- Written problem -
Pull out every line with the word "Fetch".

Start Task input

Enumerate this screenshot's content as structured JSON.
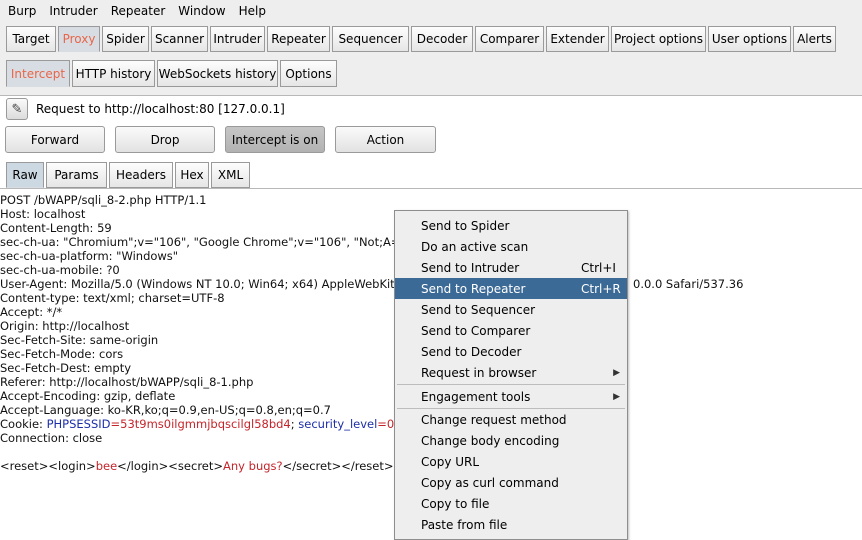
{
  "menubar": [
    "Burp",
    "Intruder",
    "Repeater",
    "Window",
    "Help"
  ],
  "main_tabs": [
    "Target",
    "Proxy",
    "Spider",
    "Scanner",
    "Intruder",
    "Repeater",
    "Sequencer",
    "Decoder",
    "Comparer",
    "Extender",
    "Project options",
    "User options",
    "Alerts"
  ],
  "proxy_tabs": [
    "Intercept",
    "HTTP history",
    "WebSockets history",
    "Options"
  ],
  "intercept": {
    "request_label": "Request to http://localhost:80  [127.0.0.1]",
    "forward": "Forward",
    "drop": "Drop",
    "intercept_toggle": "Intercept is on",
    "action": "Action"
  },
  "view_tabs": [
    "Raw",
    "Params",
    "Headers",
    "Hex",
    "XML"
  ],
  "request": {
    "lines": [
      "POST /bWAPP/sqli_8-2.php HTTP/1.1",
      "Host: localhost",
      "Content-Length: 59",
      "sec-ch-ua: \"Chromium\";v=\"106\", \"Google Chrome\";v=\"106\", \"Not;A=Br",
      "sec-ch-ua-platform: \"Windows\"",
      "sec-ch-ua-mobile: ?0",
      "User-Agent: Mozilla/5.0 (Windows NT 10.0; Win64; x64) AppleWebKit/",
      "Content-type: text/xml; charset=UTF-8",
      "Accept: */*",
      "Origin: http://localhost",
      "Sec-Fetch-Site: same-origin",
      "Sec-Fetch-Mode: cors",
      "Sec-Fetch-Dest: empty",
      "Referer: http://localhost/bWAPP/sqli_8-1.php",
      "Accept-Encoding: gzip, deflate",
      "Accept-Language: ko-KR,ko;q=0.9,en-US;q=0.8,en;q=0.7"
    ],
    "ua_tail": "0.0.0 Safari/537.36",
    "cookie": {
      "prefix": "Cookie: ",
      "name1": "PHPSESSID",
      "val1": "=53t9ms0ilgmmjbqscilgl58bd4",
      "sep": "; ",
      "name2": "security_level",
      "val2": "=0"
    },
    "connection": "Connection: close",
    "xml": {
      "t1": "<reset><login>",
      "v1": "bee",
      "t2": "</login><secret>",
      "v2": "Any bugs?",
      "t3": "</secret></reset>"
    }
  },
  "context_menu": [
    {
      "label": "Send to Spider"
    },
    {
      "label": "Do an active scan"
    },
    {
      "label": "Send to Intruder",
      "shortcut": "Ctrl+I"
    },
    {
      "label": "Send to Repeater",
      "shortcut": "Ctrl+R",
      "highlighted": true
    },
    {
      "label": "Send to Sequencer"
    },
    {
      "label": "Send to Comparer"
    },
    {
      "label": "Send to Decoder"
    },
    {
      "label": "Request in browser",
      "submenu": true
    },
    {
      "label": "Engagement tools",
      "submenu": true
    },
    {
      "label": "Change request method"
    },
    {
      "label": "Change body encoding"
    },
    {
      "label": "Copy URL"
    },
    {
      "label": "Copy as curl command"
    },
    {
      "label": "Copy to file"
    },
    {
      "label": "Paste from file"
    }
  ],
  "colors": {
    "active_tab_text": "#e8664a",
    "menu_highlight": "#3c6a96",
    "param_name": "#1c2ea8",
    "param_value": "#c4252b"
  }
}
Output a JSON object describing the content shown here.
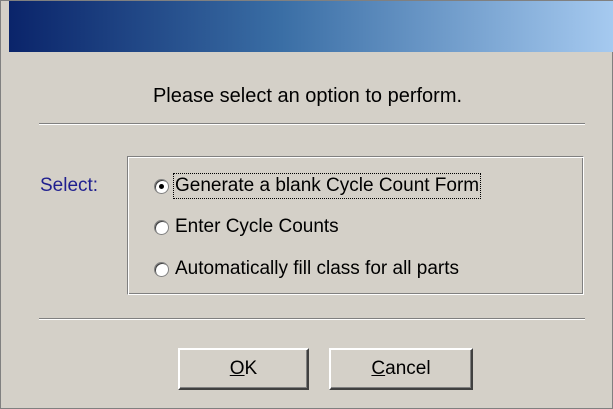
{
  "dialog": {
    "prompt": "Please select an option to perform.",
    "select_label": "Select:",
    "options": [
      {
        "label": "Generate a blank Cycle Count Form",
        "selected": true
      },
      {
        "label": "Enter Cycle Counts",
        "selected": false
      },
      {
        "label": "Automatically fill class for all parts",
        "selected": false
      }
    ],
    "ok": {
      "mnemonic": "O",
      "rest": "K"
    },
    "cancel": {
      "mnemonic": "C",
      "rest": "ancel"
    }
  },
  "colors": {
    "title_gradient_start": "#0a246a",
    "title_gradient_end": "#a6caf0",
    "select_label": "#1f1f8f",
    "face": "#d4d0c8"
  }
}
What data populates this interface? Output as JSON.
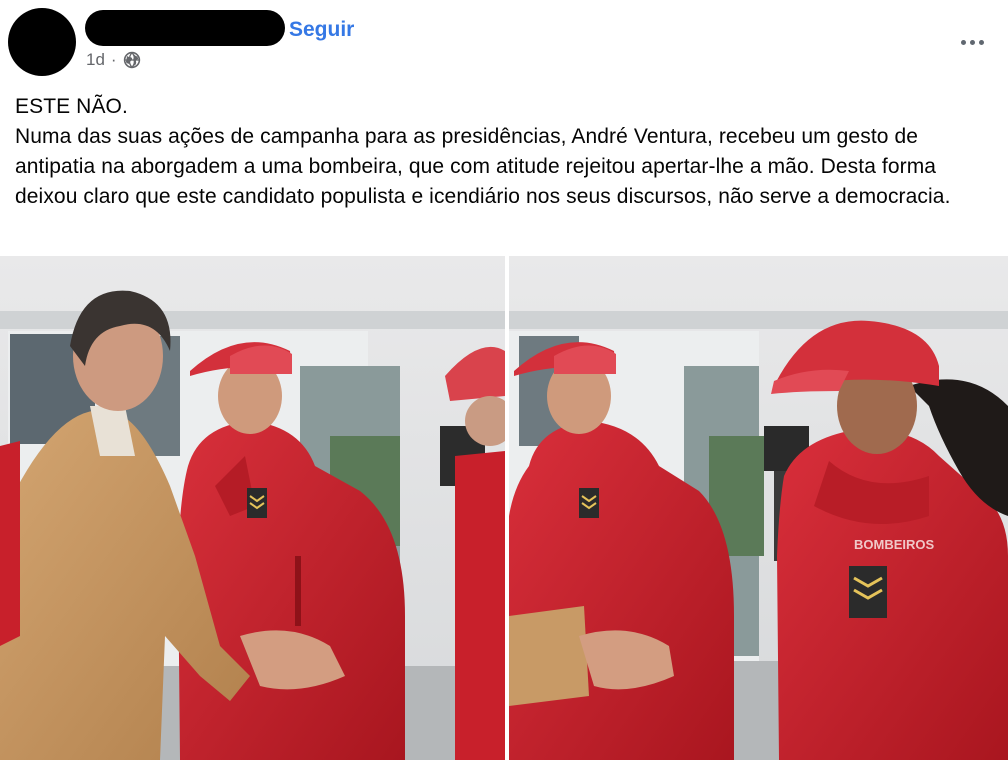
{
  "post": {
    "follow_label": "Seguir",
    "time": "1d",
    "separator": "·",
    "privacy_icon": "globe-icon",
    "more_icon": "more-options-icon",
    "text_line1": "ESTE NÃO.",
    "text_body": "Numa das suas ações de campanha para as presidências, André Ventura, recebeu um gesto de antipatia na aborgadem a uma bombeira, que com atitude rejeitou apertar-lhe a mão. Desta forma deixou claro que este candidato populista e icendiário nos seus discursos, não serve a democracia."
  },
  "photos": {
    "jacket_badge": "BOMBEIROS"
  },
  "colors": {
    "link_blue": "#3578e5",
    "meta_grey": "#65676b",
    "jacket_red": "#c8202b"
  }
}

End Task input
Start Task input

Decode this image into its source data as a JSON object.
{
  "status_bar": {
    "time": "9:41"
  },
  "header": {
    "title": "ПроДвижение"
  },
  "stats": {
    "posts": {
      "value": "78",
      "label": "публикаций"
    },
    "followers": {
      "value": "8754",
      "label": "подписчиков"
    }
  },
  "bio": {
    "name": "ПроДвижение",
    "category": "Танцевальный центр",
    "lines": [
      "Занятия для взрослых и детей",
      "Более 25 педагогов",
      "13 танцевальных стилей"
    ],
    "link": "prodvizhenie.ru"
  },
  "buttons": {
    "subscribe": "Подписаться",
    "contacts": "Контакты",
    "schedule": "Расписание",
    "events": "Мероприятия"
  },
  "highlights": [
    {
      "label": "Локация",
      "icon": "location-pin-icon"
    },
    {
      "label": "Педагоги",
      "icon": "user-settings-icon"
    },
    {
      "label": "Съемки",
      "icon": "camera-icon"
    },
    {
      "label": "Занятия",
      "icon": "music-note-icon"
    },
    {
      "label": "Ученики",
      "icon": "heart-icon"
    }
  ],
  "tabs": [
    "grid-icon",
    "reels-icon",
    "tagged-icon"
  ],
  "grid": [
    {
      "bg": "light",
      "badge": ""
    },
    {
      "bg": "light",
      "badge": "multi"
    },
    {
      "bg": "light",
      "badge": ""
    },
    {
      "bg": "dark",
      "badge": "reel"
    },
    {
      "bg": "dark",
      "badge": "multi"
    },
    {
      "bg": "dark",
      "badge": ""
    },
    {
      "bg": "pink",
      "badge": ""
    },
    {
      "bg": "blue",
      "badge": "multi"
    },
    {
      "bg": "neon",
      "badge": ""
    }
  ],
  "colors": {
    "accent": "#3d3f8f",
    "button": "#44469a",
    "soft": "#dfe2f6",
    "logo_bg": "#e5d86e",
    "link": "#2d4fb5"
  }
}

End Task input

- Correct answer -
      "Sec-Fetch-Site: same-origin",
      "Sec-Fetch-Mode: cors",
      "Sec-Fetch-Dest: empty",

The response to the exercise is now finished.